== GIVEN TEXT ==
····················

Configuration file #10

barneydobson · 2024-01-18T15:19:39Z

Intended use would be to have an initial setup config and one that intends to be executed many times. The main file (swmmanywhere) will have to create a file structure that works with this. I would envisage (reflected below) that there will be two folders - one for the preprocessing executaion (first config file), and one for the model creation (second config). Probably there will also be a national_downloads folder still

Run (once for a project) a slow to execute config (i.e., runnning downloaders and particularly slow graphfcns)

bbox:
    - minx
    - miny
    - maxx
    - maxy
project_name: my_project
run:
  base_directory_to_search: '' # empty because this is the first time to run for a project
  base_directory_to_save_to: 'base_project_dir'
  downloaders: 
  starting_graph: 
    - 'street.json'
    - 'river.json'
  list_of_functions:
      - graphfcn_A
      - graphfcn_B
      - graphfcn_C

Run (thousands of times in, e.g., for sensitivity analysis)

project_name: my_project
downloaders: False
run:
    -base_directory_to_search = 'folder in which output of pre_process is placed'
    -base_directory_to_save_to = 'another folder'
    -starting_graph: graphfcn_C.json
    -list_of_function:
        -graphfcnD
        -graphfcnE
        -graphfcnF

The text was updated successfully, but these errors were encountered:

barneydobson · 2024-01-25T15:12:03Z

RE config files can we keep the discussion here please.

@cheginit
#19 (comment)

@dalonsoa
#19 (comment)

OK so I understand yaml, so would be keen to use that unless either of you have a strong suggestion to do something otherwise. The above setup is just one proposal, but I think in broad terms makes sense to have a flexible setup that can iterate over a various number of pre-processing steps before creating a graph that is a starting point for the config that will be running many many times?

cheginit · 2024-01-25T15:39:46Z

I usually create my own config reader module with custom data types (dataclasses) and methods for efficient and lazy iteration over config files when there are many of them. This can be achieved with custom __getitem__ and __iter__ methods for the reader module. I think, first, we need to figure out all the user-specified parameters and come up with a data schema for efficient storage and access. So, if there are many of these parameters, I recommend creating a table of all these parameters, their definitions, units, their “themes”, and other metadata that can help us categorize them.

barneydobson · 2024-01-25T15:44:50Z

https://github.com/ImperialCollegeLondon/SWMManywhere_old/blob/main/swmmanywhere/defs/parameter_defaults.yml Here is what I had been using to do for user parameters - I've tried to be exhaustive but I'm sure in polishing I would come up with more parameters. And so in the config file a user could supply parameters not set to their default values.

Edit:
Oh you probably mean parameters as in the config setup parameters (e.g., bbox) rather than model parameters. I will have a think

dalonsoa · 2024-01-26T09:01:50Z

We might be mixing input parameters in the config file with model parameters, indeed. They are related, but not exactly the same.

Having said that, and following on some of @cheginit comments, the defaults you shared @barneydobson very much call for pydantic models. One example will be:

from pydantic import BaseModel, Field

class OutletDerivation(BaseModel):
    max_river_length: float = Field(default = 30.0, ge=5, le=100, description="Distance to split rivers into segments (m).")

····················

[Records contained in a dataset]

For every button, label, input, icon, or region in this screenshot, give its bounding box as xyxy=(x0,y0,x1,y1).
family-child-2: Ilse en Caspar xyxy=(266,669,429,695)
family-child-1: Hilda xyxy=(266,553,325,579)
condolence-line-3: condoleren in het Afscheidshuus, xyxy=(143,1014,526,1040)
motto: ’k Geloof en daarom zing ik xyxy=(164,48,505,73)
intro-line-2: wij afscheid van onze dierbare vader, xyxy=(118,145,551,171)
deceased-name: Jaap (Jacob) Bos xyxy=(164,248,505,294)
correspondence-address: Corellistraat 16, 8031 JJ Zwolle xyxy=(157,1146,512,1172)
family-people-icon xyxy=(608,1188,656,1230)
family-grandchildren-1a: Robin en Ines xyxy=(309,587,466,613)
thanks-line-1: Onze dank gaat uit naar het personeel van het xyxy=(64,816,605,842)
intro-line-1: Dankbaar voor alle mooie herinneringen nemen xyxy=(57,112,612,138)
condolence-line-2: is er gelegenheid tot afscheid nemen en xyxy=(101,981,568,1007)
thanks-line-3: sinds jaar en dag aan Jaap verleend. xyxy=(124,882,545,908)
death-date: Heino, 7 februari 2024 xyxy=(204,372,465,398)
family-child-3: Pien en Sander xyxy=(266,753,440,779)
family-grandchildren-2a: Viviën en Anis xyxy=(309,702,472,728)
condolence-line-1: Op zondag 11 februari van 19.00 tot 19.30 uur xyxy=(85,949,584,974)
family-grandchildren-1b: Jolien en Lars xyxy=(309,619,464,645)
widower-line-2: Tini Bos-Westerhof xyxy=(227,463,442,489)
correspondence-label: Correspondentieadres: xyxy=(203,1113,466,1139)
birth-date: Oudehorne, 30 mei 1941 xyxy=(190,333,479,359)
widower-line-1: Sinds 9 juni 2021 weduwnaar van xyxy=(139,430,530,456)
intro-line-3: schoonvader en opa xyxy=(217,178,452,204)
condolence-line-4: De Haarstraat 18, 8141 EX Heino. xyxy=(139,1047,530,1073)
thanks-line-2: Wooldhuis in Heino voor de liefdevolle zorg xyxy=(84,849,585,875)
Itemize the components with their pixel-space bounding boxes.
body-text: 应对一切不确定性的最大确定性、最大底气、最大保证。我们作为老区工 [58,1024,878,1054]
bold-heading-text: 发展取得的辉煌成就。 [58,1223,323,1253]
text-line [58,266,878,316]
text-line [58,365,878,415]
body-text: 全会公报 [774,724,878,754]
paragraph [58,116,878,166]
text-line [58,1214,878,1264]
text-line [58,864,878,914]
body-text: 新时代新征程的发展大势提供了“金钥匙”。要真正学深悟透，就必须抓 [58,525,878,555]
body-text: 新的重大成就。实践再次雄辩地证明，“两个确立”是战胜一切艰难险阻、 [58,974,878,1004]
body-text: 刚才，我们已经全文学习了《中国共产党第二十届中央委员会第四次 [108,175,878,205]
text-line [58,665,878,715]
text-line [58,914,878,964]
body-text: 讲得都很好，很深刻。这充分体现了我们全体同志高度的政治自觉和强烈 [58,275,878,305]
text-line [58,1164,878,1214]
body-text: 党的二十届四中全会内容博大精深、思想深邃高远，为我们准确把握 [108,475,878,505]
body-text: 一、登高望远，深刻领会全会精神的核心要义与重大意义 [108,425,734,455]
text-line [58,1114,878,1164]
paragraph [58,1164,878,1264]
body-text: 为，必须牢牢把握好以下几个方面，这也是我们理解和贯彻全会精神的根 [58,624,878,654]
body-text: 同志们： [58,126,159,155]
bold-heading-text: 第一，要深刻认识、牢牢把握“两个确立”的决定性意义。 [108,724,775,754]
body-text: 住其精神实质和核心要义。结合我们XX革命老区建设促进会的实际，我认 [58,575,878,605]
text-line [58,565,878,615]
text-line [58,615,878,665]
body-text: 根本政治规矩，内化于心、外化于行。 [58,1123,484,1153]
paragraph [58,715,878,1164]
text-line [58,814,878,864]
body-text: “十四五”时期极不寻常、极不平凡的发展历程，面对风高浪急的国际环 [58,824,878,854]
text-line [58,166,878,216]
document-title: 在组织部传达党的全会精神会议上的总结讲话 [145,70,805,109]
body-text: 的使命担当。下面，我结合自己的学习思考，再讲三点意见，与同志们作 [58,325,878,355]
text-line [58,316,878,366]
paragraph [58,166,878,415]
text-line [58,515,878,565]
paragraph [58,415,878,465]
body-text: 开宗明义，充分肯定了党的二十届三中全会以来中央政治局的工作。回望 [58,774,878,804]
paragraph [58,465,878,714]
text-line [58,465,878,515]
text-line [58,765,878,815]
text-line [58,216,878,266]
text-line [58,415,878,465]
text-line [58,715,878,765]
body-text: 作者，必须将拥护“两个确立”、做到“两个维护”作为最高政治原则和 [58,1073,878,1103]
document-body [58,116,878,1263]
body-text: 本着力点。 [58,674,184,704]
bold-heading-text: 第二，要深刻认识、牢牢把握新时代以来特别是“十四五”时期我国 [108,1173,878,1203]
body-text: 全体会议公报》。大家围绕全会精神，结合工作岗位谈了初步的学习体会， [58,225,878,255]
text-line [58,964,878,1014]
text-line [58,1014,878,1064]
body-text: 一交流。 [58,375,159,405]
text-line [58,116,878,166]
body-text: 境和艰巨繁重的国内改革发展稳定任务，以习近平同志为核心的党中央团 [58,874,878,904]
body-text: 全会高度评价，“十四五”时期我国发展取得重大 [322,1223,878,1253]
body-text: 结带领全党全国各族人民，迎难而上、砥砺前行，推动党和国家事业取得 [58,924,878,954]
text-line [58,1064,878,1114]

····················

== THINGS TO DO ==
• a. In the thread on configuration files, which file format does barneydobson say they understand and would be keen to use?
• b. List every entry under bbox in the first configuration shown in the thread on configuration files.
• c. Write what comes next in the thread on configuration files, picking up after its final line.
The lines in this dataset are separate material, distinct from the thread on configuration files.

== THE REPLIES ==
• a. YAML.

• b. minx, miny, maxx, maxy

• c.
    river_buffer_distance: float = Field(default = 150.0, ge=50, le=300, description="Buffer distance to link rivers to streets (m).")
    outlet_length: float = Field(default = 40.0, ge=10, le=100, description="Length to discourage street drainage into river buffers (m).")

And everything (validation, setting defaults and documentation) comes automatically whenever this object is initialised.

barneydobson · 2024-01-26T09:21:57Z

OK well I understand what you've @dalonsoa written there - but I don't think I understand how this is actually going to work.

A few questions:

The module with these classes becomes the definitive location to store all parameters?
We think that model setup can also be handled like this? I guess that makes sense for something like the list of graphfcns. For example, I can have a InitialSetup class that has the standard instructions for that (e.g., run downloaders etc), and an IterativeSetup (or some better name) that has the latter parts? I guess it will seem possibly overkill for things like base_dir, but maybe it is fine.
I guess we add a set function if a user wants to provide a new value? Then maybe when a get function is called, if there is a user provided value we use that and otherwise use the default?

Edit:

And if a user wants to provide a file with a bunch of new values... what we still use a yaml or something?

barneydobson · 2024-01-26T09:29:34Z

Further - I guess we only need to pass the model parameters (and not the config parameters) to the graph functions. These were setup thinking that the parameters and addresses would be stored as dicts - but this seems to change that somehow?

From #8

@register_graphfcn
def generic_function(G, a, b, **kwargs):

    # create G_ from G, a, b
    return G_

for function in list_of_functions 
    G = function(G, **parameters, **addresses)

dalonsoa · 2024-01-26T10:36:43Z

It can still work like that. It could look something like this (most likely an oversimplification, I'm just using it as illustration):

def validate_parameters(config: dict) -> dict:
   """Validates parameter configuration and fill with defaults when not present.
    parameters = {}
    parameters["outlet_derivation"] = OutletDerivation(**config.get("outlet_derivation", {}))
    parameters["subcatchment_derivation"] = SubcatchmentDerivation(...)
    ...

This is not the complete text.